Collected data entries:
-----

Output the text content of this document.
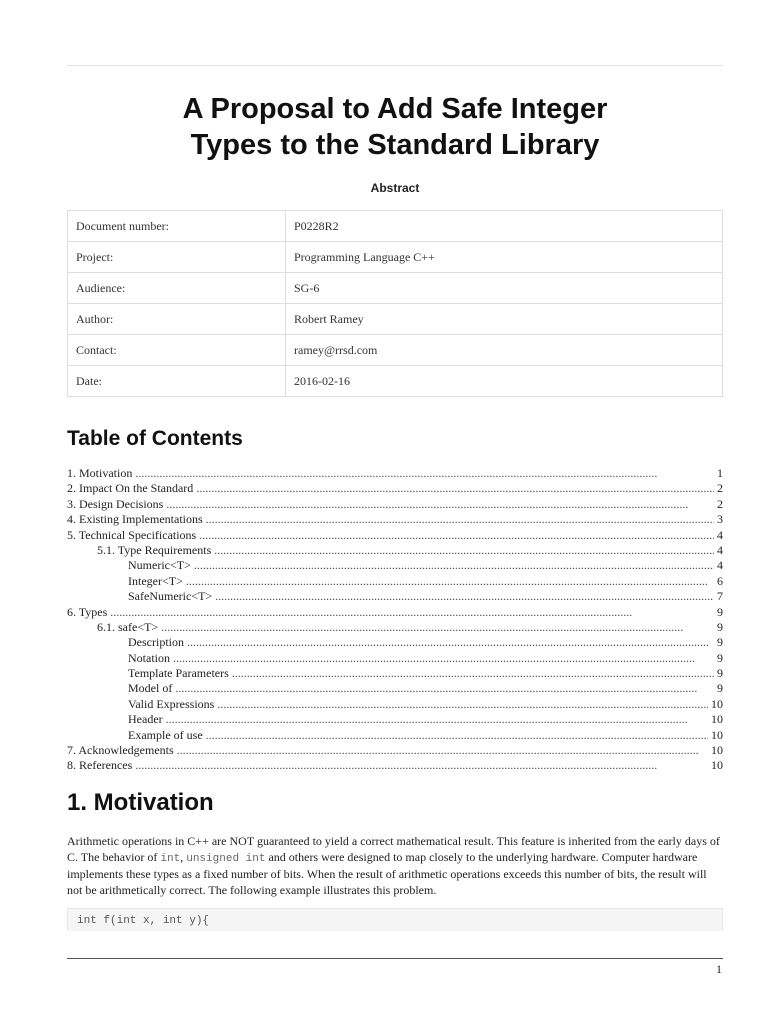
A Proposal to Add Safe Integer
Types to the Standard Library
Abstract
Document number:	P0228R2
Project:	Programming Language C++
Audience:	SG-6
Author:	Robert Ramey
Contact:	ramey@rrsd.com
Date:	2016-02-16
Table of Contents
1. Motivation . . .	1
2. Impact On the Standard . . .	2
3. Design Decisions . . .	2
4. Existing Implementations . . .	3
5. Technical Specifications . . .	4
5.1. Type Requirements . . .	4
Numeric<T> . . .	4
Integer<T> . . .	6
SafeNumeric<T> . . .	7
6. Types . . .	9
6.1. safe<T> . . .	9
Description . . .	9
Notation . . .	9
Template Parameters . . .	9
Model of . . .	9
Valid Expressions . . .	10
Header . . .	10
Example of use . . .	10
7. Acknowledgements . . .	10
8. References . . .	10
1. Motivation

Arithmetic operations in C++ are NOT guaranteed to yield a correct mathematical result. This feature is inherited from the early days of C. The behavior of int, unsigned int and others were designed to map closely to the underlying hardware. Computer hardware implements these types as a fixed number of bits. When the result of arithmetic operations exceeds this number of bits, the result will not be arithmetically correct. The following example illustrates this problem.

int f(int x, int y){
1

-----

DIRECTIONS: Set every line down exactly as written, leaving each picture out.

FULL SOLUTION:
Output the text content of this document.
A Proposal to Add Safe Integer
Types to the Standard Library
Abstract
Document number:	P0228R2
Project:	Programming Language C++
Audience:	SG-6
Author:	Robert Ramey
Contact:	ramey@rrsd.com
Date:	2016-02-16
Table of Contents
1. Motivation . . .	1
2. Impact On the Standard . . .	2
3. Design Decisions . . .	2
4. Existing Implementations . . .	3
5. Technical Specifications . . .	4
5.1. Type Requirements . . .	4
Numeric<T> . . .	4
Integer<T> . . .	6
SafeNumeric<T> . . .	7
6. Types . . .	9
6.1. safe<T> . . .	9
Description . . .	9
Notation . . .	9
Template Parameters . . .	9
Model of . . .	9
Valid Expressions . . .	10
Header . . .	10
Example of use . . .	10
7. Acknowledgements . . .	10
8. References . . .	10
1. Motivation

Arithmetic operations in C++ are NOT guaranteed to yield a correct mathematical result. This feature is inherited from the early days of C. The behavior of int, unsigned int and others were designed to map closely to the underlying hardware. Computer hardware implements these types as a fixed number of bits. When the result of arithmetic operations exceeds this number of bits, the result will not be arithmetically correct. The following example illustrates this problem.

int f(int x, int y){
1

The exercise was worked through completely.